**RECORD SET:**
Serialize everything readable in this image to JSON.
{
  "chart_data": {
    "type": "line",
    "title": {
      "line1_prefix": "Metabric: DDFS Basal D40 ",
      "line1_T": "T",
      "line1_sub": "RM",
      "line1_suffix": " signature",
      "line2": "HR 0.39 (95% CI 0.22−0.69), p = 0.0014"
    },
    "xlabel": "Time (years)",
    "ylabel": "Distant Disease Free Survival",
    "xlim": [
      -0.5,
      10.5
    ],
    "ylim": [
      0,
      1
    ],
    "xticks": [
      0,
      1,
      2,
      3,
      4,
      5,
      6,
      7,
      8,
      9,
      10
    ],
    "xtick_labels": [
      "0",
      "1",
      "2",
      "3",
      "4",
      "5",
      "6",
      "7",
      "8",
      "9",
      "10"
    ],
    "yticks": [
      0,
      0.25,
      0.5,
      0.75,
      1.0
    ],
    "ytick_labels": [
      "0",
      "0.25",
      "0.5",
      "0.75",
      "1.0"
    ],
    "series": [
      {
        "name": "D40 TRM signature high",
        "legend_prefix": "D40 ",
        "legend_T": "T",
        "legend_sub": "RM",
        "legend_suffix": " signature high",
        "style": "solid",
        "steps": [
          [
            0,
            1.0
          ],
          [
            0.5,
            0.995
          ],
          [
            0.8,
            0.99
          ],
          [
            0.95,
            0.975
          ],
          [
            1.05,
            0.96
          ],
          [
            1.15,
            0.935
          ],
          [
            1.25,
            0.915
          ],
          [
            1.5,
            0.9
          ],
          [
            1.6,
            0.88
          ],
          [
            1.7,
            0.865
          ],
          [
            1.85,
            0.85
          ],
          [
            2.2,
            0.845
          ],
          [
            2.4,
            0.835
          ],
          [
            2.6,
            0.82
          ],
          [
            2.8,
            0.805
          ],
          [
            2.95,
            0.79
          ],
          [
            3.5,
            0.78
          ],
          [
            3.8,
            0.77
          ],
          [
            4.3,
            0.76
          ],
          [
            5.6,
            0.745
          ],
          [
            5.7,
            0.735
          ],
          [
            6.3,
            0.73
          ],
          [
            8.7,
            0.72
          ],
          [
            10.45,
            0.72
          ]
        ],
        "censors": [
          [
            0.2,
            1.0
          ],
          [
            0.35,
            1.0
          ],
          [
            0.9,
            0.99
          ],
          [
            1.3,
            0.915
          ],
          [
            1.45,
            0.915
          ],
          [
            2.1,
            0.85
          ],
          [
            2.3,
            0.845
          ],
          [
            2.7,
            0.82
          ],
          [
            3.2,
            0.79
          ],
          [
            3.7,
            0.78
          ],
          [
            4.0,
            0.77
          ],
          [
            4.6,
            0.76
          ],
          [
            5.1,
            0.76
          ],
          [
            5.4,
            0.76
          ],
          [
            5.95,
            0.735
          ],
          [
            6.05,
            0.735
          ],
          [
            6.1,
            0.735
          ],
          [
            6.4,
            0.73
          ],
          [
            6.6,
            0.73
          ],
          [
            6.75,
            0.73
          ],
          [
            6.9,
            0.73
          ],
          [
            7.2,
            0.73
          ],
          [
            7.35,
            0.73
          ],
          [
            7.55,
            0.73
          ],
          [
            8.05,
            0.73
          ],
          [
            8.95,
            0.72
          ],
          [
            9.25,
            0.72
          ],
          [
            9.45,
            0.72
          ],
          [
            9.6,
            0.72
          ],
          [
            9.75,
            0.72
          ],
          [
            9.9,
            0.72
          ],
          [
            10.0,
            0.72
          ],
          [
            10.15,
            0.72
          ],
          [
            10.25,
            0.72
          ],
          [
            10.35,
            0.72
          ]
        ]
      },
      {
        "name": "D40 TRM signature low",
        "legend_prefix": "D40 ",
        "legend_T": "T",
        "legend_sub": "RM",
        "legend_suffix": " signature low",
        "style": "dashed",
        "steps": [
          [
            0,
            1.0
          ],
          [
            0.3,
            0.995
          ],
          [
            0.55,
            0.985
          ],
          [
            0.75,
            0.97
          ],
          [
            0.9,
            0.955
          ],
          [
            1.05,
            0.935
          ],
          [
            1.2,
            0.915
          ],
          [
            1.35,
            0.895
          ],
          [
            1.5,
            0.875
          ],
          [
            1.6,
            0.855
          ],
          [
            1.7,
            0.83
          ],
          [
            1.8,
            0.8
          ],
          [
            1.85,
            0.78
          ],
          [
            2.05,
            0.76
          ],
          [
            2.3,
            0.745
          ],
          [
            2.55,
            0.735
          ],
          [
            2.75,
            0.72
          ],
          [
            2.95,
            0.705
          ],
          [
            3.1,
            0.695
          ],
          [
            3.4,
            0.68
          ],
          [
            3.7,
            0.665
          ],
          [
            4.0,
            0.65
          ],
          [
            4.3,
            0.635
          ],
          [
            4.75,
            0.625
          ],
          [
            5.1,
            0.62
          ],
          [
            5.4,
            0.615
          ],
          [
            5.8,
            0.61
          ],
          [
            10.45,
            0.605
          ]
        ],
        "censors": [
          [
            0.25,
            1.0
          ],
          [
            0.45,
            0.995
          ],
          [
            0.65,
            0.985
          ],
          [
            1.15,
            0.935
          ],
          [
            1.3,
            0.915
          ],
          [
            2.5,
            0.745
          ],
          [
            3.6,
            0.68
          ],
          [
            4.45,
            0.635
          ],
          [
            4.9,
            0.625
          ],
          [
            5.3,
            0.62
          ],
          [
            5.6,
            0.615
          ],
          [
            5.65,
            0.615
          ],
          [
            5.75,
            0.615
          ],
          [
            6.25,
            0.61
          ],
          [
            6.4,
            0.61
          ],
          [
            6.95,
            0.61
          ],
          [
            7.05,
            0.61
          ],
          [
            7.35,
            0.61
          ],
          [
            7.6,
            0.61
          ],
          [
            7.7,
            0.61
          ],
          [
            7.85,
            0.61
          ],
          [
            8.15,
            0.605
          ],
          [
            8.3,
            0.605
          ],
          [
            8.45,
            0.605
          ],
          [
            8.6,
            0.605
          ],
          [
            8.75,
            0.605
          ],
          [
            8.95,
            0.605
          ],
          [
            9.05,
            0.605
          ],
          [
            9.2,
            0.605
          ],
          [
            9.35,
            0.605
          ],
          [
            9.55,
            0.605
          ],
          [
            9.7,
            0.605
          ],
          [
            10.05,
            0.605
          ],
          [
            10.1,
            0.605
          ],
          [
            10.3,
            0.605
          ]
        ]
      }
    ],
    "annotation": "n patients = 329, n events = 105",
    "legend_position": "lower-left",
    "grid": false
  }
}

**ASSIGNMENT:** Repeat the material in full. Change nothing.

**REPLY:**
Serialize everything readable in this image to JSON.
{
  "chart_data": {
    "type": "line",
    "title": {
      "line1_prefix": "Metabric: DDFS Basal D40 ",
      "line1_T": "T",
      "line1_sub": "RM",
      "line1_suffix": " signature",
      "line2": "HR 0.39 (95% CI 0.22−0.69), p = 0.0014"
    },
    "xlabel": "Time (years)",
    "ylabel": "Distant Disease Free Survival",
    "xlim": [
      -0.5,
      10.5
    ],
    "ylim": [
      0,
      1
    ],
    "xticks": [
      0,
      1,
      2,
      3,
      4,
      5,
      6,
      7,
      8,
      9,
      10
    ],
    "xtick_labels": [
      "0",
      "1",
      "2",
      "3",
      "4",
      "5",
      "6",
      "7",
      "8",
      "9",
      "10"
    ],
    "yticks": [
      0,
      0.25,
      0.5,
      0.75,
      1.0
    ],
    "ytick_labels": [
      "0",
      "0.25",
      "0.5",
      "0.75",
      "1.0"
    ],
    "series": [
      {
        "name": "D40 TRM signature high",
        "legend_prefix": "D40 ",
        "legend_T": "T",
        "legend_sub": "RM",
        "legend_suffix": " signature high",
        "style": "solid",
        "steps": [
          [
            0,
            1.0
          ],
          [
            0.5,
            0.995
          ],
          [
            0.8,
            0.99
          ],
          [
            0.95,
            0.975
          ],
          [
            1.05,
            0.96
          ],
          [
            1.15,
            0.935
          ],
          [
            1.25,
            0.915
          ],
          [
            1.5,
            0.9
          ],
          [
            1.6,
            0.88
          ],
          [
            1.7,
            0.865
          ],
          [
            1.85,
            0.85
          ],
          [
            2.2,
            0.845
          ],
          [
            2.4,
            0.835
          ],
          [
            2.6,
            0.82
          ],
          [
            2.8,
            0.805
          ],
          [
            2.95,
            0.79
          ],
          [
            3.5,
            0.78
          ],
          [
            3.8,
            0.77
          ],
          [
            4.3,
            0.76
          ],
          [
            5.6,
            0.745
          ],
          [
            5.7,
            0.735
          ],
          [
            6.3,
            0.73
          ],
          [
            8.7,
            0.72
          ],
          [
            10.45,
            0.72
          ]
        ],
        "censors": [
          [
            0.2,
            1.0
          ],
          [
            0.35,
            1.0
          ],
          [
            0.9,
            0.99
          ],
          [
            1.3,
            0.915
          ],
          [
            1.45,
            0.915
          ],
          [
            2.1,
            0.85
          ],
          [
            2.3,
            0.845
          ],
          [
            2.7,
            0.82
          ],
          [
            3.2,
            0.79
          ],
          [
            3.7,
            0.78
          ],
          [
            4.0,
            0.77
          ],
          [
            4.6,
            0.76
          ],
          [
            5.1,
            0.76
          ],
          [
            5.4,
            0.76
          ],
          [
            5.95,
            0.735
          ],
          [
            6.05,
            0.735
          ],
          [
            6.1,
            0.735
          ],
          [
            6.4,
            0.73
          ],
          [
            6.6,
            0.73
          ],
          [
            6.75,
            0.73
          ],
          [
            6.9,
            0.73
          ],
          [
            7.2,
            0.73
          ],
          [
            7.35,
            0.73
          ],
          [
            7.55,
            0.73
          ],
          [
            8.05,
            0.73
          ],
          [
            8.95,
            0.72
          ],
          [
            9.25,
            0.72
          ],
          [
            9.45,
            0.72
          ],
          [
            9.6,
            0.72
          ],
          [
            9.75,
            0.72
          ],
          [
            9.9,
            0.72
          ],
          [
            10.0,
            0.72
          ],
          [
            10.15,
            0.72
          ],
          [
            10.25,
            0.72
          ],
          [
            10.35,
            0.72
          ]
        ]
      },
      {
        "name": "D40 TRM signature low",
        "legend_prefix": "D40 ",
        "legend_T": "T",
        "legend_sub": "RM",
        "legend_suffix": " signature low",
        "style": "dashed",
        "steps": [
          [
            0,
            1.0
          ],
          [
            0.3,
            0.995
          ],
          [
            0.55,
            0.985
          ],
          [
            0.75,
            0.97
          ],
          [
            0.9,
            0.955
          ],
          [
            1.05,
            0.935
          ],
          [
            1.2,
            0.915
          ],
          [
            1.35,
            0.895
          ],
          [
            1.5,
            0.875
          ],
          [
            1.6,
            0.855
          ],
          [
            1.7,
            0.83
          ],
          [
            1.8,
            0.8
          ],
          [
            1.85,
            0.78
          ],
          [
            2.05,
            0.76
          ],
          [
            2.3,
            0.745
          ],
          [
            2.55,
            0.735
          ],
          [
            2.75,
            0.72
          ],
          [
            2.95,
            0.705
          ],
          [
            3.1,
            0.695
          ],
          [
            3.4,
            0.68
          ],
          [
            3.7,
            0.665
          ],
          [
            4.0,
            0.65
          ],
          [
            4.3,
            0.635
          ],
          [
            4.75,
            0.625
          ],
          [
            5.1,
            0.62
          ],
          [
            5.4,
            0.615
          ],
          [
            5.8,
            0.61
          ],
          [
            10.45,
            0.605
          ]
        ],
        "censors": [
          [
            0.25,
            1.0
          ],
          [
            0.45,
            0.995
          ],
          [
            0.65,
            0.985
          ],
          [
            1.15,
            0.935
          ],
          [
            1.3,
            0.915
          ],
          [
            2.5,
            0.745
          ],
          [
            3.6,
            0.68
          ],
          [
            4.45,
            0.635
          ],
          [
            4.9,
            0.625
          ],
          [
            5.3,
            0.62
          ],
          [
            5.6,
            0.615
          ],
          [
            5.65,
            0.615
          ],
          [
            5.75,
            0.615
          ],
          [
            6.25,
            0.61
          ],
          [
            6.4,
            0.61
          ],
          [
            6.95,
            0.61
          ],
          [
            7.05,
            0.61
          ],
          [
            7.35,
            0.61
          ],
          [
            7.6,
            0.61
          ],
          [
            7.7,
            0.61
          ],
          [
            7.85,
            0.61
          ],
          [
            8.15,
            0.605
          ],
          [
            8.3,
            0.605
          ],
          [
            8.45,
            0.605
          ],
          [
            8.6,
            0.605
          ],
          [
            8.75,
            0.605
          ],
          [
            8.95,
            0.605
          ],
          [
            9.05,
            0.605
          ],
          [
            9.2,
            0.605
          ],
          [
            9.35,
            0.605
          ],
          [
            9.55,
            0.605
          ],
          [
            9.7,
            0.605
          ],
          [
            10.05,
            0.605
          ],
          [
            10.1,
            0.605
          ],
          [
            10.3,
            0.605
          ]
        ]
      }
    ],
    "annotation": "n patients = 329, n events = 105",
    "legend_position": "lower-left",
    "grid": false
  }
}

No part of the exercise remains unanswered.